▼

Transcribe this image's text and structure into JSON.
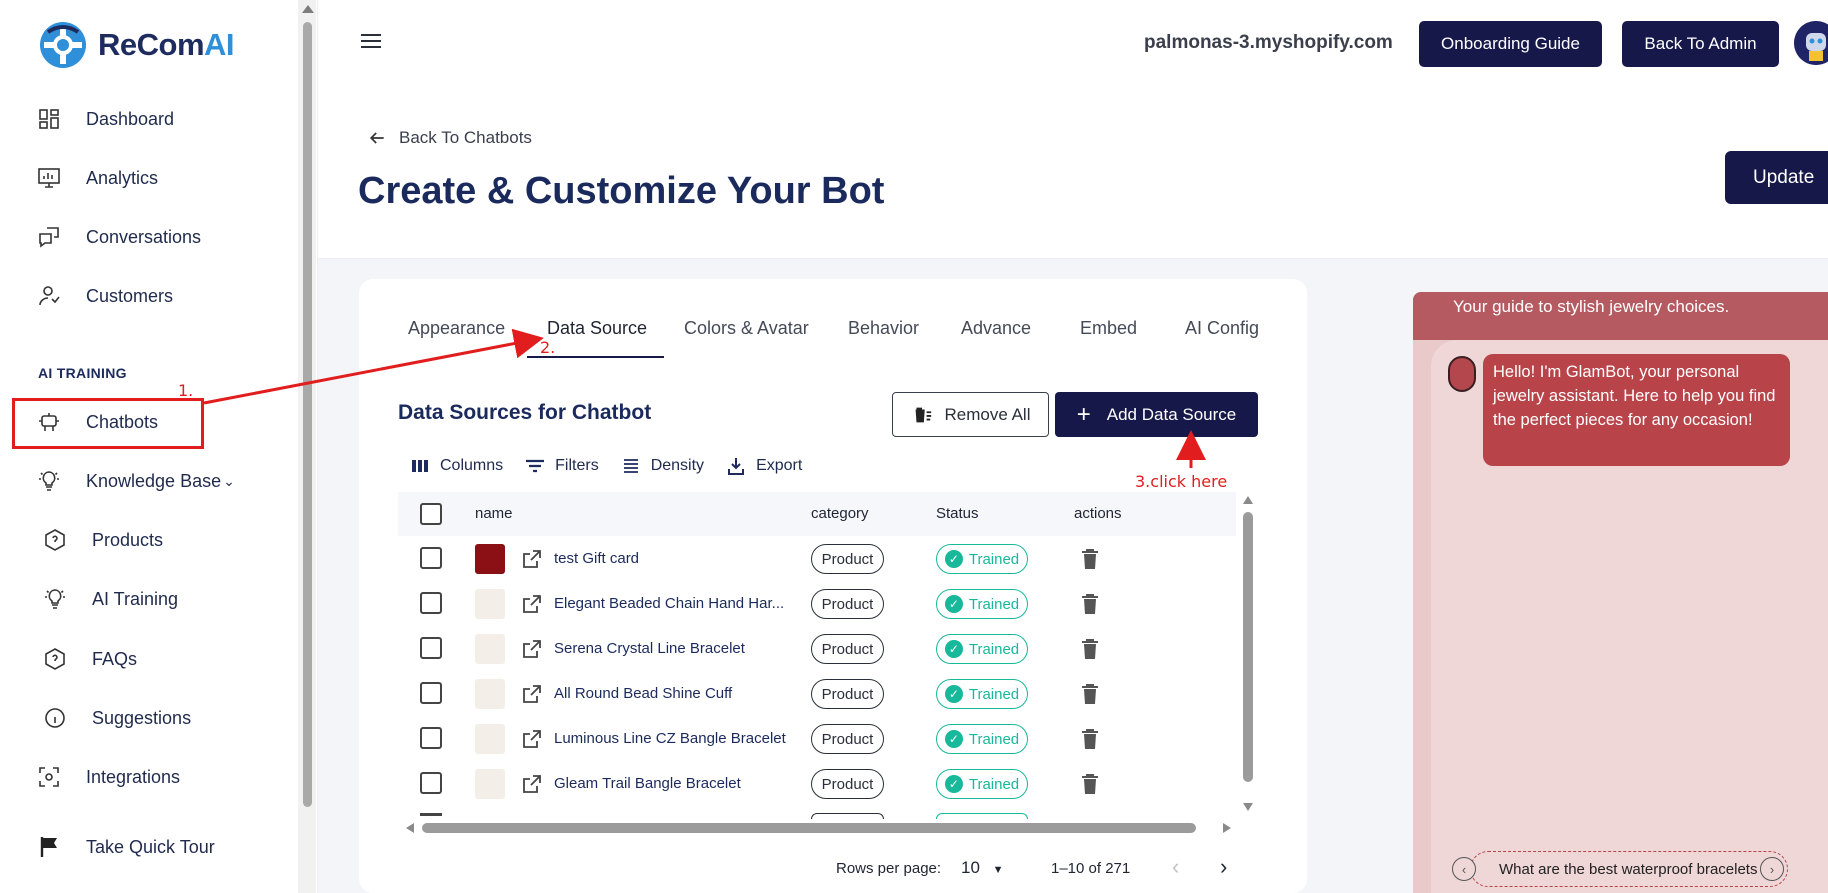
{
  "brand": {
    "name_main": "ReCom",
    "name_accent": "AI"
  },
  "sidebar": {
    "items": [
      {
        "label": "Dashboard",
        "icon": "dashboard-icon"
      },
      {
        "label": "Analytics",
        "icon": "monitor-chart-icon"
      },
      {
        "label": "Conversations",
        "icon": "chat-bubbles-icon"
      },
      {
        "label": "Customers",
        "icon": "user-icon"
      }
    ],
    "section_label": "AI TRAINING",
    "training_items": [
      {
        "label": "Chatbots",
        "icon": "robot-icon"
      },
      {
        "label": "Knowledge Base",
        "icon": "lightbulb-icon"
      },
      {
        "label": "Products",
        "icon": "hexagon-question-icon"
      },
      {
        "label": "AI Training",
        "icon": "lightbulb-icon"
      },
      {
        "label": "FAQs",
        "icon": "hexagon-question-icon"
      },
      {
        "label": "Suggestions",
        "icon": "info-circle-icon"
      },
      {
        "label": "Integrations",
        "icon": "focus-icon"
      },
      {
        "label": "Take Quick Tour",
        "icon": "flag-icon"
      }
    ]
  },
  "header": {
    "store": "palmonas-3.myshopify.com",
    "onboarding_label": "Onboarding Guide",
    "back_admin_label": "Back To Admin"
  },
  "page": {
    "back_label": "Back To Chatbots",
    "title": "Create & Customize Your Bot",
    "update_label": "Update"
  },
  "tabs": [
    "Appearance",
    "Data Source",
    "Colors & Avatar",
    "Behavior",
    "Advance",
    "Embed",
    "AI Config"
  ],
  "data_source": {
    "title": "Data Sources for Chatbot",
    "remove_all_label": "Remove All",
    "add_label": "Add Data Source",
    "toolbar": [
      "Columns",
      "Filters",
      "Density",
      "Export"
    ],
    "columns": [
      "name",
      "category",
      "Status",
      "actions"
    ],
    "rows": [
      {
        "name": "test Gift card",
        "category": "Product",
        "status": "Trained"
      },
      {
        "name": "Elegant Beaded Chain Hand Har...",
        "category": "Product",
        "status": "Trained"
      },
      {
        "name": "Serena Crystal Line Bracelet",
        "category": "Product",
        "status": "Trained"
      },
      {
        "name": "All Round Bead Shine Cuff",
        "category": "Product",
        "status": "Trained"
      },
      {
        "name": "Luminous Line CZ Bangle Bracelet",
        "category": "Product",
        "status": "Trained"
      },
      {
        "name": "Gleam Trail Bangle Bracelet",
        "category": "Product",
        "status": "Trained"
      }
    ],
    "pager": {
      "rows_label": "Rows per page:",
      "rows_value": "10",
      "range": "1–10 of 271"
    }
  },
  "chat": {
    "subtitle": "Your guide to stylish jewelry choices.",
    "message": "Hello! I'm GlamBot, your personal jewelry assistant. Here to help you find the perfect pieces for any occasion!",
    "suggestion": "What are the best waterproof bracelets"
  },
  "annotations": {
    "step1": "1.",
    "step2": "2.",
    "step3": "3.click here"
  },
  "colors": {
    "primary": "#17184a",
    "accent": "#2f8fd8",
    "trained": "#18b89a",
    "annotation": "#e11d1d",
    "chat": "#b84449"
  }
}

▲
▼

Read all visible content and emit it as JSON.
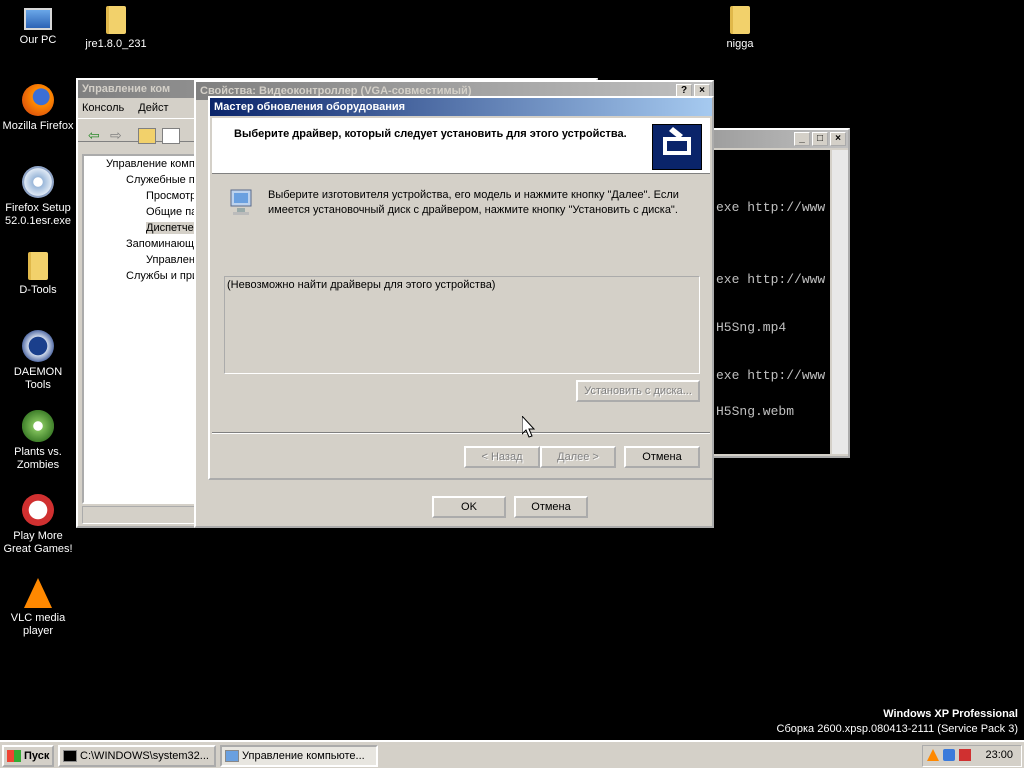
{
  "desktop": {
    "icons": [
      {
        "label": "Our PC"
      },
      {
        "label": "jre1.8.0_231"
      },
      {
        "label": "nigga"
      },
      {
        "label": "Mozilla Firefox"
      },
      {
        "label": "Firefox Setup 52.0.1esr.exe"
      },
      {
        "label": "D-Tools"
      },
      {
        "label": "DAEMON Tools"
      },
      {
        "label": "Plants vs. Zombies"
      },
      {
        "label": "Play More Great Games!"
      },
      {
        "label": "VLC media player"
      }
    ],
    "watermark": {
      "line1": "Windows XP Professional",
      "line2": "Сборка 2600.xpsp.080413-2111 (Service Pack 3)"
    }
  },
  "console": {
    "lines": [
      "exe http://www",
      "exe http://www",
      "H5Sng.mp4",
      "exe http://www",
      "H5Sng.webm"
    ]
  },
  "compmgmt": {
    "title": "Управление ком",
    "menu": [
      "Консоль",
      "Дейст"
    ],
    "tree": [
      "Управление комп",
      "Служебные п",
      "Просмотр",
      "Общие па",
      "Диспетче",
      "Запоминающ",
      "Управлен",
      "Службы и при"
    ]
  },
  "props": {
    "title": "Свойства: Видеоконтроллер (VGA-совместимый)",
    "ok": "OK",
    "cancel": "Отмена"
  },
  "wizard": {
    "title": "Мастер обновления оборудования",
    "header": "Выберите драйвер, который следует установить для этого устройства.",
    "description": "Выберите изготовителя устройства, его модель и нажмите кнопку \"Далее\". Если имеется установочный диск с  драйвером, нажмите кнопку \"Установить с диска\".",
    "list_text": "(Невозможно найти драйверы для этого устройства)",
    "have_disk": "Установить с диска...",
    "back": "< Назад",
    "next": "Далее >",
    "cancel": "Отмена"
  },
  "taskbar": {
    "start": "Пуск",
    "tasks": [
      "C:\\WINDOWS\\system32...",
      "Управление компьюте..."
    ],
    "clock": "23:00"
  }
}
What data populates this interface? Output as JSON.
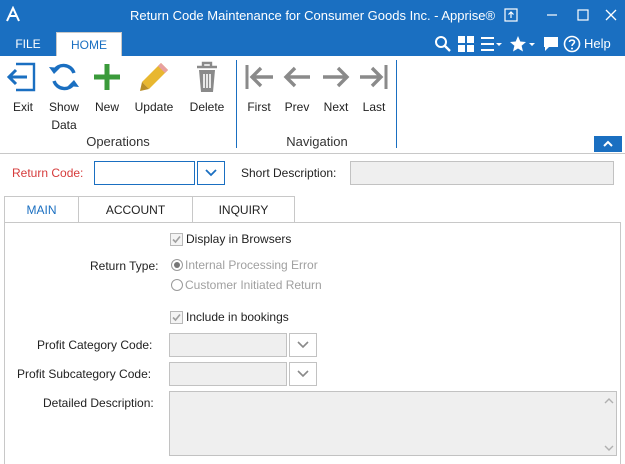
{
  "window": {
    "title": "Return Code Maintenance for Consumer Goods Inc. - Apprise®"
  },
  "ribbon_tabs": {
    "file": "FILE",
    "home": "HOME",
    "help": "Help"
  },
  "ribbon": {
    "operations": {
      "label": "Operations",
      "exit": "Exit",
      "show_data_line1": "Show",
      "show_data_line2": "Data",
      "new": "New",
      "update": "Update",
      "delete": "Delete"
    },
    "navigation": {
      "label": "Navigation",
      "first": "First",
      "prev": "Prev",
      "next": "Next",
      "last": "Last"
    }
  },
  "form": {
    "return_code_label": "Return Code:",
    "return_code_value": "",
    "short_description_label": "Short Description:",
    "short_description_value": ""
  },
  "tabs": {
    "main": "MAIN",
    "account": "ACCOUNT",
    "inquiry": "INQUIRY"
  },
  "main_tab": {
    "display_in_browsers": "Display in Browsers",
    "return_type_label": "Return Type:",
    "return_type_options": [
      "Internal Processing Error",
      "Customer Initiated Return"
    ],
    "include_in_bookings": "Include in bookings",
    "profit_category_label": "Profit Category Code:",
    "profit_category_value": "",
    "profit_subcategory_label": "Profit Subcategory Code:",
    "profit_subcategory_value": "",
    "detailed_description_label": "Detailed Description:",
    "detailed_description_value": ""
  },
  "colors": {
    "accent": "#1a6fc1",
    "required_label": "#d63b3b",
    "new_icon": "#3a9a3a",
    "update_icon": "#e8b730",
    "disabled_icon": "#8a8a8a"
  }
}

▲

-- Given task --
Report how many lines of the data hold the string "этого"; give only the number.

-- Solved exercise --
2